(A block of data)
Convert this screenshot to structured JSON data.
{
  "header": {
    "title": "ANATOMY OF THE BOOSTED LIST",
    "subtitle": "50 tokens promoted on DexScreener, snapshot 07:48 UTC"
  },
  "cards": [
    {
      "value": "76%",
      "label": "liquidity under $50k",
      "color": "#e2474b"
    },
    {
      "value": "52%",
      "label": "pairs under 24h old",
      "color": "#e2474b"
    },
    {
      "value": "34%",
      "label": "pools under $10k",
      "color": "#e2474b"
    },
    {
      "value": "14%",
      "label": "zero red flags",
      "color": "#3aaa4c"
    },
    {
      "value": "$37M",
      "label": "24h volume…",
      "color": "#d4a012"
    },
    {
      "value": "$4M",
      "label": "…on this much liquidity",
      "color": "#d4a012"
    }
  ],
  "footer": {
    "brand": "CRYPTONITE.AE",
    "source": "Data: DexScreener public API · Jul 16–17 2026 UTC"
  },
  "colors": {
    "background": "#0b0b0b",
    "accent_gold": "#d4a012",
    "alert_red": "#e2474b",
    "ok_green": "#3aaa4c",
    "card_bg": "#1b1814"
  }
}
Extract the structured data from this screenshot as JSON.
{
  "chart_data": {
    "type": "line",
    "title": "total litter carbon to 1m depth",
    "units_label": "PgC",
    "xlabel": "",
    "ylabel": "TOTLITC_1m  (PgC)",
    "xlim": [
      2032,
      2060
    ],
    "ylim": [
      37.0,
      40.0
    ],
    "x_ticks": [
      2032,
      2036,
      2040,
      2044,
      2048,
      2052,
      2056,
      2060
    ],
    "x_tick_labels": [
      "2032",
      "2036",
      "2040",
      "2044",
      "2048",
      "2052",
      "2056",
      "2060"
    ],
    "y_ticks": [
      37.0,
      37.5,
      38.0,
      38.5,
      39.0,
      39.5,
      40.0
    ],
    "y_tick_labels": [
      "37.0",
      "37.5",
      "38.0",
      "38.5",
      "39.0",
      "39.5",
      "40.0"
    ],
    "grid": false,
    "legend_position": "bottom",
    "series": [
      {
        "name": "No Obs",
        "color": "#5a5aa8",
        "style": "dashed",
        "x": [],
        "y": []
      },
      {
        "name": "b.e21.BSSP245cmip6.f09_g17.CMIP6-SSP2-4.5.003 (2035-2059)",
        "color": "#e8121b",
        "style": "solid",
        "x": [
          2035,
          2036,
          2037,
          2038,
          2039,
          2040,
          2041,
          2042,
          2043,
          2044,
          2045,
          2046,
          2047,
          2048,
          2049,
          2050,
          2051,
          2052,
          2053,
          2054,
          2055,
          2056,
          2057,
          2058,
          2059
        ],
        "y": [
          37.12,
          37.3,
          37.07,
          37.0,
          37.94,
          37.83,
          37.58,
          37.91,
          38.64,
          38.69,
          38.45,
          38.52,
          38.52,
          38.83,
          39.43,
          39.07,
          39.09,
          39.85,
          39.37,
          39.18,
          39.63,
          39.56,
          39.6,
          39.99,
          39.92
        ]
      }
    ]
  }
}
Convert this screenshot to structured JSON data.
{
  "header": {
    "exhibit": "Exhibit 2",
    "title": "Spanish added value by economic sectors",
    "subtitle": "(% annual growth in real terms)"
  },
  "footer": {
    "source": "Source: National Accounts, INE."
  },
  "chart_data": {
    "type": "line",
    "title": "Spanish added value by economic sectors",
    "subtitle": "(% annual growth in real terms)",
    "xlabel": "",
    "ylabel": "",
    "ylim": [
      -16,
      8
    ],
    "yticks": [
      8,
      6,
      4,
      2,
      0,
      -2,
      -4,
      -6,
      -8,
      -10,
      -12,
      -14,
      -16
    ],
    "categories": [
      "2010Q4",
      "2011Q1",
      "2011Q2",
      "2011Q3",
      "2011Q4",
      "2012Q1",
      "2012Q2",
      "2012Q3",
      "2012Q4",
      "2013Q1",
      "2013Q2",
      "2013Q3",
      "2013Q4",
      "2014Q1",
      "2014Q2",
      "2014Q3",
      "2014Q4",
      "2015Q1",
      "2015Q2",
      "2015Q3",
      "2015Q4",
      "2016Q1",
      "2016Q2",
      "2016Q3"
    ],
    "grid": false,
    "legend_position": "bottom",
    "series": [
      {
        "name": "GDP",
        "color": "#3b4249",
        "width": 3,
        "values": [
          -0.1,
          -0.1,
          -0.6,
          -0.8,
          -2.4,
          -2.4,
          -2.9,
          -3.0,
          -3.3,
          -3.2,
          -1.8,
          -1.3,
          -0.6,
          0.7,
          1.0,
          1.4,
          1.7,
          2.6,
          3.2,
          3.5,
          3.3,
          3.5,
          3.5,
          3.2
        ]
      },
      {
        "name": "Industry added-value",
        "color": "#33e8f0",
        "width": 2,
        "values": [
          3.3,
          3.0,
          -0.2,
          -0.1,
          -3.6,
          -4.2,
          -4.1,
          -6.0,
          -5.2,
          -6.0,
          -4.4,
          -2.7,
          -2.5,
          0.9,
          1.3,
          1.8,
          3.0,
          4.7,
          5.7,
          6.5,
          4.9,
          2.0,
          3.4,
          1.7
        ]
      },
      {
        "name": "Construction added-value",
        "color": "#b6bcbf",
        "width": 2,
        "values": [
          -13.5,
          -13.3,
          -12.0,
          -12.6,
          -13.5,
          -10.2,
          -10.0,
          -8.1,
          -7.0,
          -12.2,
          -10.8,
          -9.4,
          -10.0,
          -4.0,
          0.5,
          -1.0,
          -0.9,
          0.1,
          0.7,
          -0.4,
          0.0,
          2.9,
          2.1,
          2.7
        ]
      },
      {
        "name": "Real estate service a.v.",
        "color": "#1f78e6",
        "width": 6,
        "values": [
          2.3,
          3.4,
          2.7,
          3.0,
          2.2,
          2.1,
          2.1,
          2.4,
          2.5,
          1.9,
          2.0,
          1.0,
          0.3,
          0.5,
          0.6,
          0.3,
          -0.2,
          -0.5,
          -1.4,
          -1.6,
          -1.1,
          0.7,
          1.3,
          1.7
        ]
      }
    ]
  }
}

> Problem to work on
Extract the listing in its entirety, matching it exactly.

> Written response
Convert this screenshot to structured JSON data.
{
  "header": {
    "title": "ANATOMY OF THE BOOSTED LIST",
    "subtitle": "50 tokens promoted on DexScreener, snapshot 07:48 UTC"
  },
  "cards": [
    {
      "value": "76%",
      "label": "liquidity under $50k",
      "color": "#e2474b"
    },
    {
      "value": "52%",
      "label": "pairs under 24h old",
      "color": "#e2474b"
    },
    {
      "value": "34%",
      "label": "pools under $10k",
      "color": "#e2474b"
    },
    {
      "value": "14%",
      "label": "zero red flags",
      "color": "#3aaa4c"
    },
    {
      "value": "$37M",
      "label": "24h volume…",
      "color": "#d4a012"
    },
    {
      "value": "$4M",
      "label": "…on this much liquidity",
      "color": "#d4a012"
    }
  ],
  "footer": {
    "brand": "CRYPTONITE.AE",
    "source": "Data: DexScreener public API · Jul 16–17 2026 UTC"
  },
  "colors": {
    "background": "#0b0b0b",
    "accent_gold": "#d4a012",
    "alert_red": "#e2474b",
    "ok_green": "#3aaa4c",
    "card_bg": "#1b1814"
  }
}
Extract the structured data from this screenshot as JSON.
{
  "chart_data": {
    "type": "line",
    "title": "total litter carbon to 1m depth",
    "units_label": "PgC",
    "xlabel": "",
    "ylabel": "TOTLITC_1m  (PgC)",
    "xlim": [
      2032,
      2060
    ],
    "ylim": [
      37.0,
      40.0
    ],
    "x_ticks": [
      2032,
      2036,
      2040,
      2044,
      2048,
      2052,
      2056,
      2060
    ],
    "x_tick_labels": [
      "2032",
      "2036",
      "2040",
      "2044",
      "2048",
      "2052",
      "2056",
      "2060"
    ],
    "y_ticks": [
      37.0,
      37.5,
      38.0,
      38.5,
      39.0,
      39.5,
      40.0
    ],
    "y_tick_labels": [
      "37.0",
      "37.5",
      "38.0",
      "38.5",
      "39.0",
      "39.5",
      "40.0"
    ],
    "grid": false,
    "legend_position": "bottom",
    "series": [
      {
        "name": "No Obs",
        "color": "#5a5aa8",
        "style": "dashed",
        "x": [],
        "y": []
      },
      {
        "name": "b.e21.BSSP245cmip6.f09_g17.CMIP6-SSP2-4.5.003 (2035-2059)",
        "color": "#e8121b",
        "style": "solid",
        "x": [
          2035,
          2036,
          2037,
          2038,
          2039,
          2040,
          2041,
          2042,
          2043,
          2044,
          2045,
          2046,
          2047,
          2048,
          2049,
          2050,
          2051,
          2052,
          2053,
          2054,
          2055,
          2056,
          2057,
          2058,
          2059
        ],
        "y": [
          37.12,
          37.3,
          37.07,
          37.0,
          37.94,
          37.83,
          37.58,
          37.91,
          38.64,
          38.69,
          38.45,
          38.52,
          38.52,
          38.83,
          39.43,
          39.07,
          39.09,
          39.85,
          39.37,
          39.18,
          39.63,
          39.56,
          39.6,
          39.99,
          39.92
        ]
      }
    ]
  }
}
Convert this screenshot to structured JSON data.
{
  "header": {
    "exhibit": "Exhibit 2",
    "title": "Spanish added value by economic sectors",
    "subtitle": "(% annual growth in real terms)"
  },
  "footer": {
    "source": "Source: National Accounts, INE."
  },
  "chart_data": {
    "type": "line",
    "title": "Spanish added value by economic sectors",
    "subtitle": "(% annual growth in real terms)",
    "xlabel": "",
    "ylabel": "",
    "ylim": [
      -16,
      8
    ],
    "yticks": [
      8,
      6,
      4,
      2,
      0,
      -2,
      -4,
      -6,
      -8,
      -10,
      -12,
      -14,
      -16
    ],
    "categories": [
      "2010Q4",
      "2011Q1",
      "2011Q2",
      "2011Q3",
      "2011Q4",
      "2012Q1",
      "2012Q2",
      "2012Q3",
      "2012Q4",
      "2013Q1",
      "2013Q2",
      "2013Q3",
      "2013Q4",
      "2014Q1",
      "2014Q2",
      "2014Q3",
      "2014Q4",
      "2015Q1",
      "2015Q2",
      "2015Q3",
      "2015Q4",
      "2016Q1",
      "2016Q2",
      "2016Q3"
    ],
    "grid": false,
    "legend_position": "bottom",
    "series": [
      {
        "name": "GDP",
        "color": "#3b4249",
        "width": 3,
        "values": [
          -0.1,
          -0.1,
          -0.6,
          -0.8,
          -2.4,
          -2.4,
          -2.9,
          -3.0,
          -3.3,
          -3.2,
          -1.8,
          -1.3,
          -0.6,
          0.7,
          1.0,
          1.4,
          1.7,
          2.6,
          3.2,
          3.5,
          3.3,
          3.5,
          3.5,
          3.2
        ]
      },
      {
        "name": "Industry added-value",
        "color": "#33e8f0",
        "width": 2,
        "values": [
          3.3,
          3.0,
          -0.2,
          -0.1,
          -3.6,
          -4.2,
          -4.1,
          -6.0,
          -5.2,
          -6.0,
          -4.4,
          -2.7,
          -2.5,
          0.9,
          1.3,
          1.8,
          3.0,
          4.7,
          5.7,
          6.5,
          4.9,
          2.0,
          3.4,
          1.7
        ]
      },
      {
        "name": "Construction added-value",
        "color": "#b6bcbf",
        "width": 2,
        "values": [
          -13.5,
          -13.3,
          -12.0,
          -12.6,
          -13.5,
          -10.2,
          -10.0,
          -8.1,
          -7.0,
          -12.2,
          -10.8,
          -9.4,
          -10.0,
          -4.0,
          0.5,
          -1.0,
          -0.9,
          0.1,
          0.7,
          -0.4,
          0.0,
          2.9,
          2.1,
          2.7
        ]
      },
      {
        "name": "Real estate service a.v.",
        "color": "#1f78e6",
        "width": 6,
        "values": [
          2.3,
          3.4,
          2.7,
          3.0,
          2.2,
          2.1,
          2.1,
          2.4,
          2.5,
          1.9,
          2.0,
          1.0,
          0.3,
          0.5,
          0.6,
          0.3,
          -0.2,
          -0.5,
          -1.4,
          -1.6,
          -1.1,
          0.7,
          1.3,
          1.7
        ]
      }
    ]
  }
}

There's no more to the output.